(Dataset records)
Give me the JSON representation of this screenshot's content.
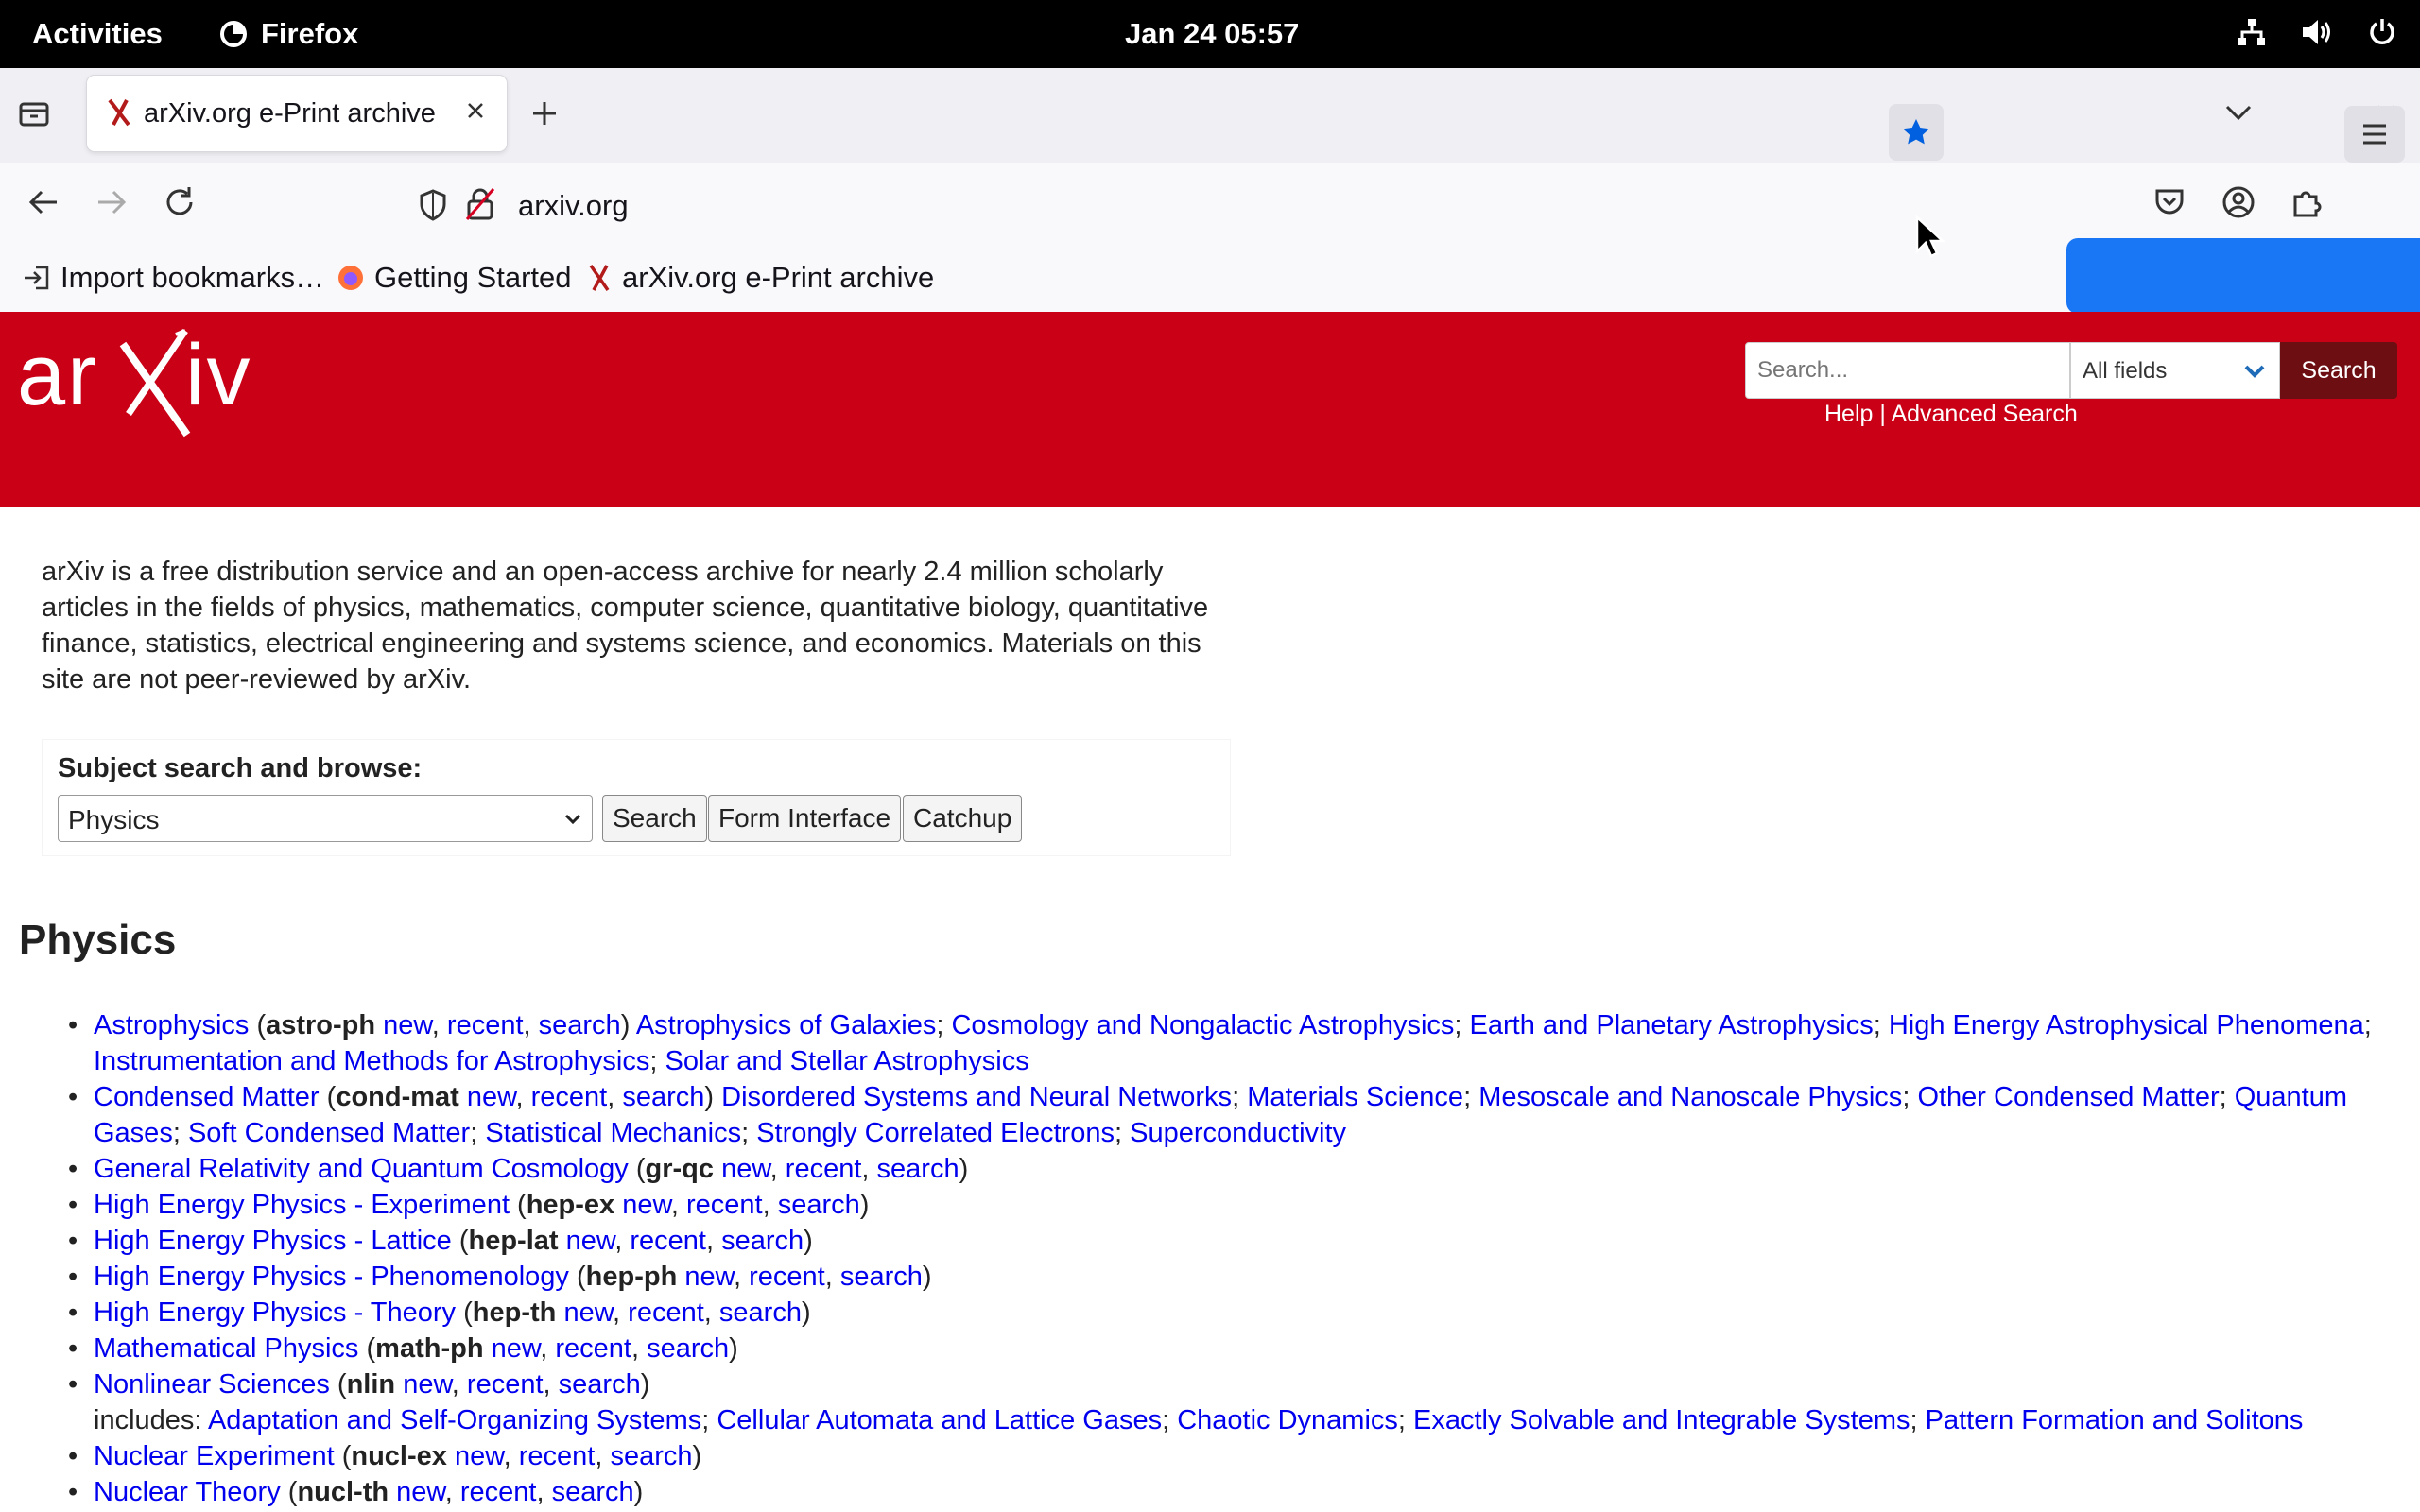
{
  "topbar": {
    "activities": "Activities",
    "app_name": "Firefox",
    "clock": "Jan 24  05:57"
  },
  "browser": {
    "tab_title": "arXiv.org e-Print archive",
    "url": "arxiv.org",
    "bookmarks": [
      "Import bookmarks…",
      "Getting Started",
      "arXiv.org e-Print archive"
    ]
  },
  "header": {
    "search_placeholder": "Search...",
    "field_select": "All fields",
    "search_button": "Search",
    "help_link": "Help",
    "separator": " | ",
    "advanced_link": "Advanced Search"
  },
  "intro": "arXiv is a free distribution service and an open-access archive for nearly 2.4 million scholarly articles in the fields of physics, mathematics, computer science, quantitative biology, quantitative finance, statistics, electrical engineering and systems science, and economics. Materials on this site are not peer-reviewed by arXiv.",
  "browse": {
    "label": "Subject search and browse:",
    "selected": "Physics",
    "search_button": "Search",
    "form_button": "Form Interface",
    "catchup_button": "Catchup"
  },
  "section_title": "Physics",
  "categories": [
    {
      "name": "Astrophysics",
      "code": "astro-ph",
      "links": [
        "new",
        "recent",
        "search"
      ],
      "subs": [
        "Astrophysics of Galaxies",
        "Cosmology and Nongalactic Astrophysics",
        "Earth and Planetary Astrophysics",
        "High Energy Astrophysical Phenomena",
        "Instrumentation and Methods for Astrophysics",
        "Solar and Stellar Astrophysics"
      ]
    },
    {
      "name": "Condensed Matter",
      "code": "cond-mat",
      "links": [
        "new",
        "recent",
        "search"
      ],
      "subs": [
        "Disordered Systems and Neural Networks",
        "Materials Science",
        "Mesoscale and Nanoscale Physics",
        "Other Condensed Matter",
        "Quantum Gases",
        "Soft Condensed Matter",
        "Statistical Mechanics",
        "Strongly Correlated Electrons",
        "Superconductivity"
      ]
    },
    {
      "name": "General Relativity and Quantum Cosmology",
      "code": "gr-qc",
      "links": [
        "new",
        "recent",
        "search"
      ]
    },
    {
      "name": "High Energy Physics - Experiment",
      "code": "hep-ex",
      "links": [
        "new",
        "recent",
        "search"
      ]
    },
    {
      "name": "High Energy Physics - Lattice",
      "code": "hep-lat",
      "links": [
        "new",
        "recent",
        "search"
      ]
    },
    {
      "name": "High Energy Physics - Phenomenology",
      "code": "hep-ph",
      "links": [
        "new",
        "recent",
        "search"
      ]
    },
    {
      "name": "High Energy Physics - Theory",
      "code": "hep-th",
      "links": [
        "new",
        "recent",
        "search"
      ]
    },
    {
      "name": "Mathematical Physics",
      "code": "math-ph",
      "links": [
        "new",
        "recent",
        "search"
      ]
    },
    {
      "name": "Nonlinear Sciences",
      "code": "nlin",
      "links": [
        "new",
        "recent",
        "search"
      ],
      "includes_label": "includes:",
      "includes": [
        "Adaptation and Self-Organizing Systems",
        "Cellular Automata and Lattice Gases",
        "Chaotic Dynamics",
        "Exactly Solvable and Integrable Systems",
        "Pattern Formation and Solitons"
      ]
    },
    {
      "name": "Nuclear Experiment",
      "code": "nucl-ex",
      "links": [
        "new",
        "recent",
        "search"
      ]
    },
    {
      "name": "Nuclear Theory",
      "code": "nucl-th",
      "links": [
        "new",
        "recent",
        "search"
      ]
    }
  ],
  "colors": {
    "arxiv_red": "#c90016",
    "link_blue": "#0000ee",
    "popup_blue": "#1976f5"
  }
}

- _TASK TO COMPLETE_
Reply with only the number of lines in the material above where the string "Materials" appears.

- _SOLUTION TO THIS EXERCISE_
2